(Dataset records)
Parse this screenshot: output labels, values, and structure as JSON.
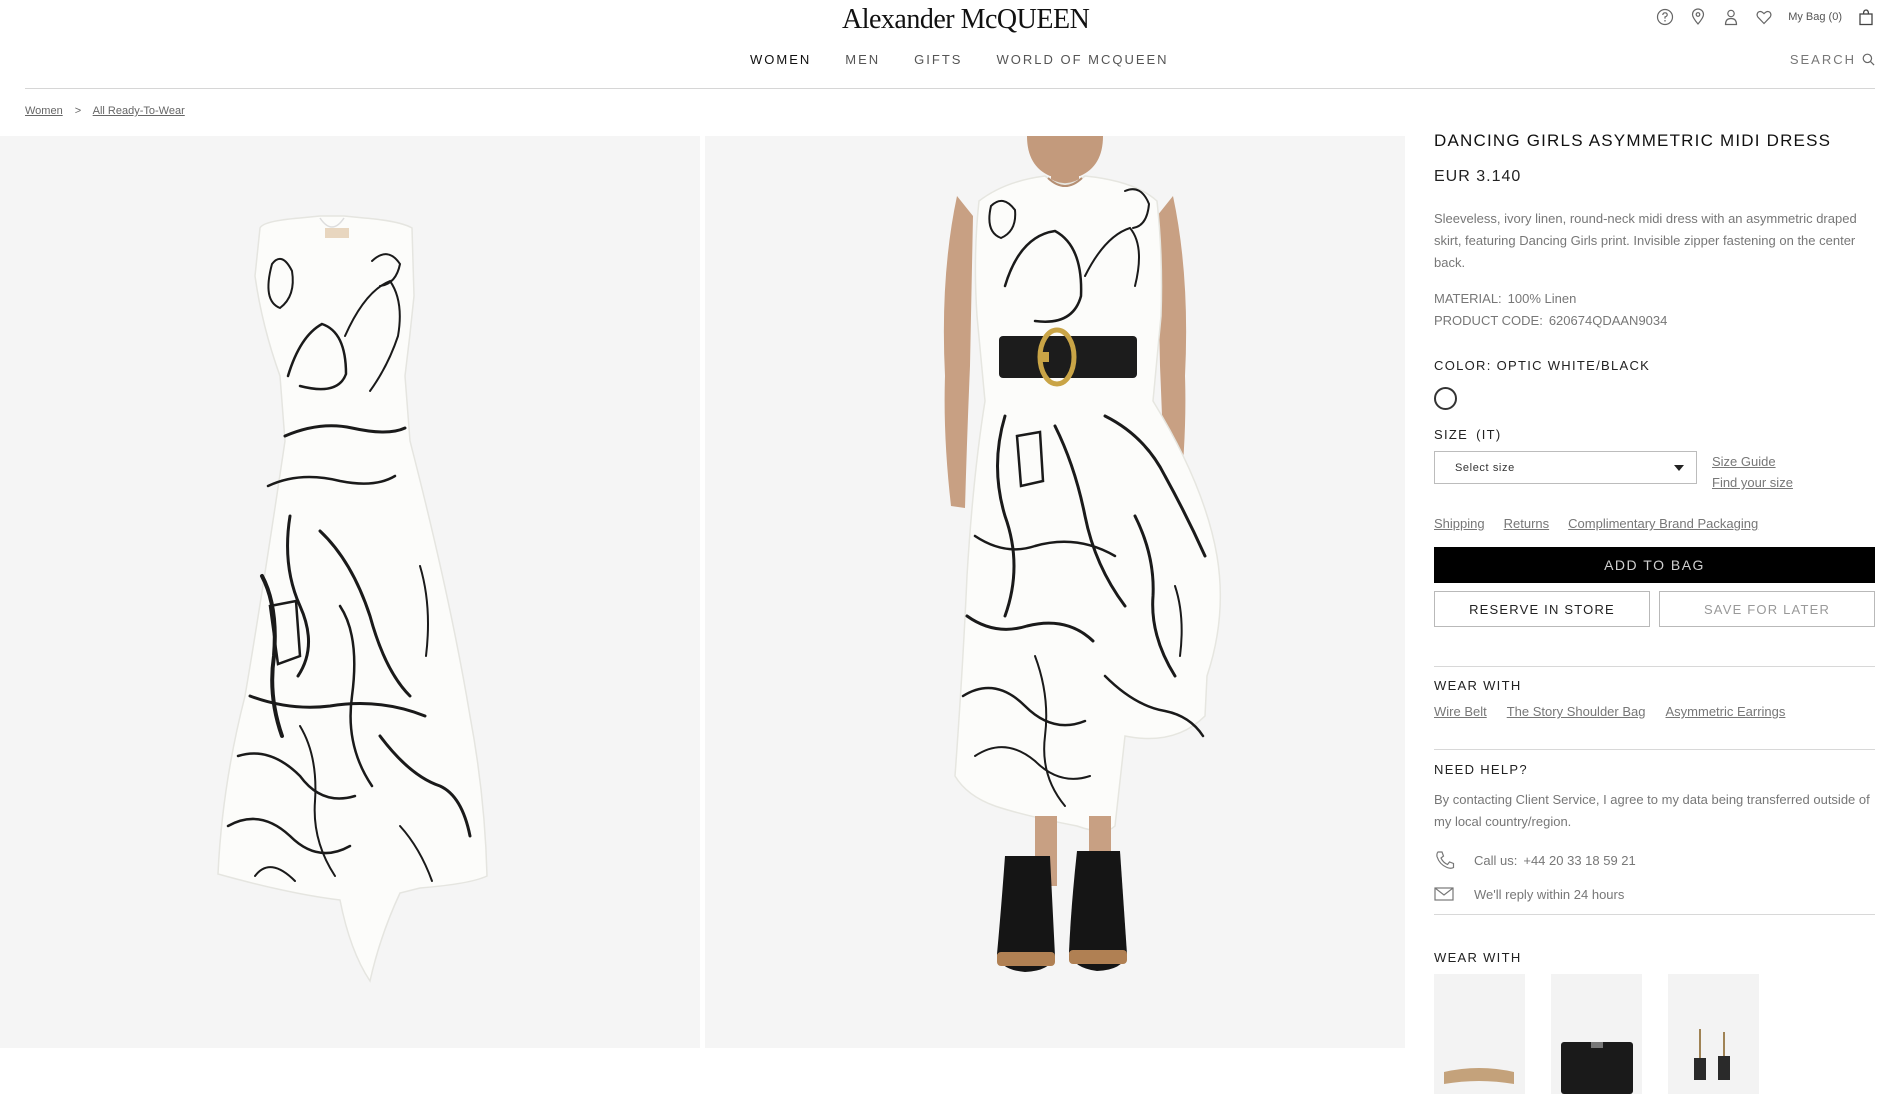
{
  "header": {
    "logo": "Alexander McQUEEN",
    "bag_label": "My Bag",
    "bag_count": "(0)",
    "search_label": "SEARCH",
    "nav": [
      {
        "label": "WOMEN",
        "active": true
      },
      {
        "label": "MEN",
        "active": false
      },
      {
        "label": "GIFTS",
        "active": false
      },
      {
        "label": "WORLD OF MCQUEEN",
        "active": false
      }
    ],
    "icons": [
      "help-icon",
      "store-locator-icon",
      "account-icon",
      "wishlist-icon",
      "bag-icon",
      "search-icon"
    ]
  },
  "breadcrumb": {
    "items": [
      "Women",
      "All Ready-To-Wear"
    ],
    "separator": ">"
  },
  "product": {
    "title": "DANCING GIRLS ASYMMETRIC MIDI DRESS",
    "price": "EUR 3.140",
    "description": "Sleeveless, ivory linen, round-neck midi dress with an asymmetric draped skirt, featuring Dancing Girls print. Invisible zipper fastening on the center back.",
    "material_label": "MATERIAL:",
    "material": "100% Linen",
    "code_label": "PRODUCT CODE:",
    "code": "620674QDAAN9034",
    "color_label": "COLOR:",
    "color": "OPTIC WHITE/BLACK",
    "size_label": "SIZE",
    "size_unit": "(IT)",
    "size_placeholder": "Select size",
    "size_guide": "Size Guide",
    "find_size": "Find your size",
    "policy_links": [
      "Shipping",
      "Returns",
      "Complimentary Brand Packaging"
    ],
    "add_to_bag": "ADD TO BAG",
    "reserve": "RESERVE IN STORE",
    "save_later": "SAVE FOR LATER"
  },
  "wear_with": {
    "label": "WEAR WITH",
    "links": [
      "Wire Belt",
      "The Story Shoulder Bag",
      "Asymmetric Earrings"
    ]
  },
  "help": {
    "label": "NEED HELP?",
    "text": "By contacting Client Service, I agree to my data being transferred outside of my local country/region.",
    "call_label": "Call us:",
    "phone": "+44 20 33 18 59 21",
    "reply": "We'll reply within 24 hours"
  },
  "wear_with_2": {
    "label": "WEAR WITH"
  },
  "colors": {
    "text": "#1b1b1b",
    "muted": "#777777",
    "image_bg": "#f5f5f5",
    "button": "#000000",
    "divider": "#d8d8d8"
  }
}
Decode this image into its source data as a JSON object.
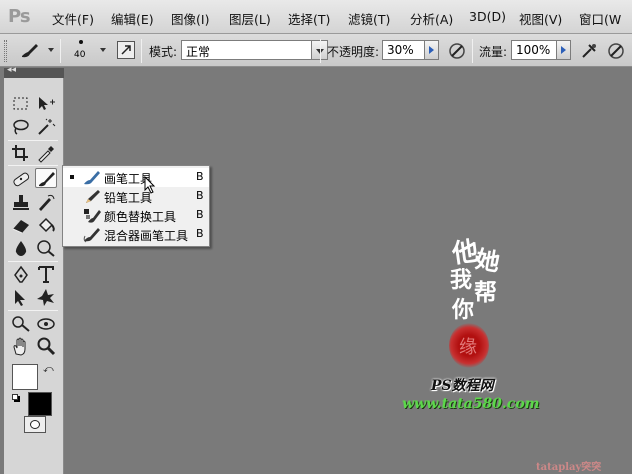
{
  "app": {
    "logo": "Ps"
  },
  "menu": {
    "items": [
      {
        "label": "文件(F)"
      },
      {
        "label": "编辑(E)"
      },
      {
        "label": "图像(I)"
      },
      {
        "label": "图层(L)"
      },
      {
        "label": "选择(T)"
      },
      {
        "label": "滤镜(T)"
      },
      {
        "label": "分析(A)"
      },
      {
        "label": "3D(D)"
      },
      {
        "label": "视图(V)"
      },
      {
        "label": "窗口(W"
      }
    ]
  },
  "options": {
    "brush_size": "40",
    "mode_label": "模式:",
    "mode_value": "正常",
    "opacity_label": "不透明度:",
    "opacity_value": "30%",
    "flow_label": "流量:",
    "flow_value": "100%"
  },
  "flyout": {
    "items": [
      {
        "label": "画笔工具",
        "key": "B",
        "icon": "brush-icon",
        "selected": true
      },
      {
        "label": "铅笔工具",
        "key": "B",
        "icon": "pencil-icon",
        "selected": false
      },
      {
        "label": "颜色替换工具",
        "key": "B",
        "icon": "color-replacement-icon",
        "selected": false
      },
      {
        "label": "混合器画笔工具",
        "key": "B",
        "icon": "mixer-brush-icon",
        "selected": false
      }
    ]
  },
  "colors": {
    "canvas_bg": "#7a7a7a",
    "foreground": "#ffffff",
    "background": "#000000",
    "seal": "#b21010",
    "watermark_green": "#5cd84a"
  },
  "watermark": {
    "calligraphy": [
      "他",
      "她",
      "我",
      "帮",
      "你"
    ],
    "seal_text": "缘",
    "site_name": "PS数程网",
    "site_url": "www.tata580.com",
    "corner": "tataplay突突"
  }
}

→ **Stated goal**
Reproduce the entries above exactly. Do not include the images.

→ **Finished task**
Parse this screenshot: output labels, values, and structure as JSON.
{
  "header": {
    "logo": "Alexander McQUEEN",
    "bag_label": "My Bag",
    "bag_count": "(0)",
    "search_label": "SEARCH",
    "nav": [
      {
        "label": "WOMEN",
        "active": true
      },
      {
        "label": "MEN",
        "active": false
      },
      {
        "label": "GIFTS",
        "active": false
      },
      {
        "label": "WORLD OF MCQUEEN",
        "active": false
      }
    ],
    "icons": [
      "help-icon",
      "store-locator-icon",
      "account-icon",
      "wishlist-icon",
      "bag-icon",
      "search-icon"
    ]
  },
  "breadcrumb": {
    "items": [
      "Women",
      "All Ready-To-Wear"
    ],
    "separator": ">"
  },
  "product": {
    "title": "DANCING GIRLS ASYMMETRIC MIDI DRESS",
    "price": "EUR 3.140",
    "description": "Sleeveless, ivory linen, round-neck midi dress with an asymmetric draped skirt, featuring Dancing Girls print. Invisible zipper fastening on the center back.",
    "material_label": "MATERIAL:",
    "material": "100% Linen",
    "code_label": "PRODUCT CODE:",
    "code": "620674QDAAN9034",
    "color_label": "COLOR:",
    "color": "OPTIC WHITE/BLACK",
    "size_label": "SIZE",
    "size_unit": "(IT)",
    "size_placeholder": "Select size",
    "size_guide": "Size Guide",
    "find_size": "Find your size",
    "policy_links": [
      "Shipping",
      "Returns",
      "Complimentary Brand Packaging"
    ],
    "add_to_bag": "ADD TO BAG",
    "reserve": "RESERVE IN STORE",
    "save_later": "SAVE FOR LATER"
  },
  "wear_with": {
    "label": "WEAR WITH",
    "links": [
      "Wire Belt",
      "The Story Shoulder Bag",
      "Asymmetric Earrings"
    ]
  },
  "help": {
    "label": "NEED HELP?",
    "text": "By contacting Client Service, I agree to my data being transferred outside of my local country/region.",
    "call_label": "Call us:",
    "phone": "+44 20 33 18 59 21",
    "reply": "We'll reply within 24 hours"
  },
  "wear_with_2": {
    "label": "WEAR WITH"
  },
  "colors": {
    "text": "#1b1b1b",
    "muted": "#777777",
    "image_bg": "#f5f5f5",
    "button": "#000000",
    "divider": "#d8d8d8"
  }
}
Decode this image into its source data as a JSON object.
{
  "app": {
    "logo": "Ps"
  },
  "menu": {
    "items": [
      {
        "label": "文件(F)"
      },
      {
        "label": "编辑(E)"
      },
      {
        "label": "图像(I)"
      },
      {
        "label": "图层(L)"
      },
      {
        "label": "选择(T)"
      },
      {
        "label": "滤镜(T)"
      },
      {
        "label": "分析(A)"
      },
      {
        "label": "3D(D)"
      },
      {
        "label": "视图(V)"
      },
      {
        "label": "窗口(W"
      }
    ]
  },
  "options": {
    "brush_size": "40",
    "mode_label": "模式:",
    "mode_value": "正常",
    "opacity_label": "不透明度:",
    "opacity_value": "30%",
    "flow_label": "流量:",
    "flow_value": "100%"
  },
  "flyout": {
    "items": [
      {
        "label": "画笔工具",
        "key": "B",
        "icon": "brush-icon",
        "selected": true
      },
      {
        "label": "铅笔工具",
        "key": "B",
        "icon": "pencil-icon",
        "selected": false
      },
      {
        "label": "颜色替换工具",
        "key": "B",
        "icon": "color-replacement-icon",
        "selected": false
      },
      {
        "label": "混合器画笔工具",
        "key": "B",
        "icon": "mixer-brush-icon",
        "selected": false
      }
    ]
  },
  "colors": {
    "canvas_bg": "#7a7a7a",
    "foreground": "#ffffff",
    "background": "#000000",
    "seal": "#b21010",
    "watermark_green": "#5cd84a"
  },
  "watermark": {
    "calligraphy": [
      "他",
      "她",
      "我",
      "帮",
      "你"
    ],
    "seal_text": "缘",
    "site_name": "PS数程网",
    "site_url": "www.tata580.com",
    "corner": "tataplay突突"
  }
}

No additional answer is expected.